**Data section:**
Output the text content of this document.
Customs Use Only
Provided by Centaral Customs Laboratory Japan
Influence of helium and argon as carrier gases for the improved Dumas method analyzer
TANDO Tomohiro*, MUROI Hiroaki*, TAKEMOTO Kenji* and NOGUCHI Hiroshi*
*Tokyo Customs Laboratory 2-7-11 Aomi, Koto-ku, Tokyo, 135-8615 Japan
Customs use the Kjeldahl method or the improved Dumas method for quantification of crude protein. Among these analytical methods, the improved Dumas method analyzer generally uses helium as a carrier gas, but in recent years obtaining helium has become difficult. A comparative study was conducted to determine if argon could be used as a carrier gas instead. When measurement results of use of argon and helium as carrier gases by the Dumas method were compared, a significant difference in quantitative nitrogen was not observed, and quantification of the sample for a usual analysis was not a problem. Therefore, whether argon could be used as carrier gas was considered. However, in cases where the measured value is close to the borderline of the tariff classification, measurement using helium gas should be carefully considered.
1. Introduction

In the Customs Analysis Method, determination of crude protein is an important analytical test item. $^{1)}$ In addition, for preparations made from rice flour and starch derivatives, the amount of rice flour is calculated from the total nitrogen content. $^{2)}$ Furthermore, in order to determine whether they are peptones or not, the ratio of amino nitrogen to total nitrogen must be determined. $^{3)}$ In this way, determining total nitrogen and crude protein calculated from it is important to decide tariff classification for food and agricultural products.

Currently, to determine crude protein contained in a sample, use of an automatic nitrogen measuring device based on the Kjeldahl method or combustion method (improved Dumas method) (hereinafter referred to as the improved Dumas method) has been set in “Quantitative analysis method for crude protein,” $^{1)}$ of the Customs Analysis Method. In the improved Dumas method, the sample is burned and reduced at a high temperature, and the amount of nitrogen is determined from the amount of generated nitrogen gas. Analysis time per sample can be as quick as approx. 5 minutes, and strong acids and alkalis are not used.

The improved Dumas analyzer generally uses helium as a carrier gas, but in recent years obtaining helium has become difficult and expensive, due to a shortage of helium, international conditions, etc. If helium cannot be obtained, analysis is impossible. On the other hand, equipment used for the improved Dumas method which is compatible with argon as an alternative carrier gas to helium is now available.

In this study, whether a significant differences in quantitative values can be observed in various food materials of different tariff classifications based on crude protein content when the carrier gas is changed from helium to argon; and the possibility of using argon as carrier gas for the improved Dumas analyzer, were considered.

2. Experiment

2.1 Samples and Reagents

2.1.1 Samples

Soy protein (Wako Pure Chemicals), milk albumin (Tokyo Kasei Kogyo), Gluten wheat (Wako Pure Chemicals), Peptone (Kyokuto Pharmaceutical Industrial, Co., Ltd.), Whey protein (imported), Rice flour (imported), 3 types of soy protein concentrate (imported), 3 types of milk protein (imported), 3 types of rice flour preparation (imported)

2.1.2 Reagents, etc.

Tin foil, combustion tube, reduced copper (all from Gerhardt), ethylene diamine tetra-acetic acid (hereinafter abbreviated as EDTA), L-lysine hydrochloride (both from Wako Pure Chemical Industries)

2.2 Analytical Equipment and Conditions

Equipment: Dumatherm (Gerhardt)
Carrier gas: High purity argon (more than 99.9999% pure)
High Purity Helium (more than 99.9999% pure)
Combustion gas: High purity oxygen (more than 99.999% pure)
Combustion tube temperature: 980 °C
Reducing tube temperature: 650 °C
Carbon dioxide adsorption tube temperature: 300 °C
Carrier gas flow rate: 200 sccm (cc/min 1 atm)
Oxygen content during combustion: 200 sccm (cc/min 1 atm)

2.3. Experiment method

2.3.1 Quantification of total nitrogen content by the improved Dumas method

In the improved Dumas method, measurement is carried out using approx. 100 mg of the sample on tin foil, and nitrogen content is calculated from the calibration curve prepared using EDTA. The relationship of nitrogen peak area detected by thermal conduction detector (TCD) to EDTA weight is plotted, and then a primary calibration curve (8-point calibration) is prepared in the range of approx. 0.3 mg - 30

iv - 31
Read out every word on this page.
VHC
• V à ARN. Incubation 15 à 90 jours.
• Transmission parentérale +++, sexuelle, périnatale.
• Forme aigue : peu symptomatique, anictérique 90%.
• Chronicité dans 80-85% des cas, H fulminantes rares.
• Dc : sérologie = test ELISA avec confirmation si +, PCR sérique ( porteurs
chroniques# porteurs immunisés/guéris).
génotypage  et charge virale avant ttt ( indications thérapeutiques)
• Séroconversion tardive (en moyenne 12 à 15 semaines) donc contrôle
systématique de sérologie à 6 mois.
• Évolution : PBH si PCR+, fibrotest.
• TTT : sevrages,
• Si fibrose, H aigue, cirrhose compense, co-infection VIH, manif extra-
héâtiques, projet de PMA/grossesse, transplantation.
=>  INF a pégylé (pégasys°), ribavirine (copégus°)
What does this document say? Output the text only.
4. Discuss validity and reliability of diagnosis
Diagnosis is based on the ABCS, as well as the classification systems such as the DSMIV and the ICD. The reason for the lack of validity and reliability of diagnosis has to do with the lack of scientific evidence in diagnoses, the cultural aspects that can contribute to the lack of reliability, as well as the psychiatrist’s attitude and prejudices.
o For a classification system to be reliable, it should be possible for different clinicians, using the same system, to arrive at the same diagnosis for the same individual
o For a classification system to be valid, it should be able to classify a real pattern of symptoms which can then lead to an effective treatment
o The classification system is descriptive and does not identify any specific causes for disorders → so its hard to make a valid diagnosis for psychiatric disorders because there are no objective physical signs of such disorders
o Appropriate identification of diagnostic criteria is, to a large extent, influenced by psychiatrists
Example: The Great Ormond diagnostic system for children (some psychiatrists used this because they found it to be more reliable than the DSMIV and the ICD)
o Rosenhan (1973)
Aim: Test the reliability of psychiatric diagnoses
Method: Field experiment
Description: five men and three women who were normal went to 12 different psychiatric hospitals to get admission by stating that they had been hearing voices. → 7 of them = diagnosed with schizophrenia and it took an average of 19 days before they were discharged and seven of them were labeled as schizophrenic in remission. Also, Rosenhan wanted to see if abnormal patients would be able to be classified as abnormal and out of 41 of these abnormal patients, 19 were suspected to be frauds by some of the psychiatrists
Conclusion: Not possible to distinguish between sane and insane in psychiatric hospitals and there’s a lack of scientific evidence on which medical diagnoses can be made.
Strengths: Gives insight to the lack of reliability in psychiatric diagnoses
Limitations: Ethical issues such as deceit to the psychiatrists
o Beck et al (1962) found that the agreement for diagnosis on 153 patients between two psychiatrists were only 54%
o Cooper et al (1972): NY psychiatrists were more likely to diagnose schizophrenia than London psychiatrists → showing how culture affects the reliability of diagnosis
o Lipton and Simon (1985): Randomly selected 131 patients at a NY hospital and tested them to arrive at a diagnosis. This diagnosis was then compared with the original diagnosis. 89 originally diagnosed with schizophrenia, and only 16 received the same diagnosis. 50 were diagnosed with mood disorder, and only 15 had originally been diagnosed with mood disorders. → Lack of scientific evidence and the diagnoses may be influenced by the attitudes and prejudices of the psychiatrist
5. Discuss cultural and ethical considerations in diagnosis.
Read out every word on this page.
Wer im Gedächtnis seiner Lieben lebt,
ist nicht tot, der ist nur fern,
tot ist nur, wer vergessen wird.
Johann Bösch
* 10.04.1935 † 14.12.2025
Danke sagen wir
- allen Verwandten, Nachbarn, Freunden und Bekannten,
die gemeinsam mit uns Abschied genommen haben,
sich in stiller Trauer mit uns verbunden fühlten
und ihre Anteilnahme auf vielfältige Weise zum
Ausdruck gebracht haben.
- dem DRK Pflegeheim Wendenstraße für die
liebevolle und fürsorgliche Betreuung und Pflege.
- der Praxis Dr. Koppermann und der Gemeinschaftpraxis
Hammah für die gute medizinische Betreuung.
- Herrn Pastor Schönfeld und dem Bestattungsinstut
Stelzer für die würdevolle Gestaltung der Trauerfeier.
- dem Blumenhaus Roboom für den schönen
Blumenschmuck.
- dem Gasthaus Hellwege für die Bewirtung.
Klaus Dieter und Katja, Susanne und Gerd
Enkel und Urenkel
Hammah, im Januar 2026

**What this task involves:** Wherever the string "study" occurs in the data, copy the line that holds it.

**Response:**
Customs use the Kjeldahl method or the improved Dumas method for quantification of crude protein. Among these analytical methods, the improved Dumas method analyzer generally uses helium as a carrier gas, but in recent years obtaining helium has become difficult. A comparative study was conducted to determine if argon could be used as a carrier gas instead. When measurement results of use of argon and helium as carrier gases by the Dumas method were compared, a significant difference in quantitative nitrogen was not observed, and quantification of the sample for a usual analysis was not a problem. Therefore, whether argon could be used as carrier gas was considered. However, in cases where the measured value is close to the borderline of the tariff classification, measurement using helium gas should be carefully considered.
In this study, whether a significant differences in quantitative values can be observed in various food materials of different tariff classifications based on crude protein content when the carrier gas is changed from helium to argon; and the possibility of using argon as carrier gas for the improved Dumas analyzer, were considered.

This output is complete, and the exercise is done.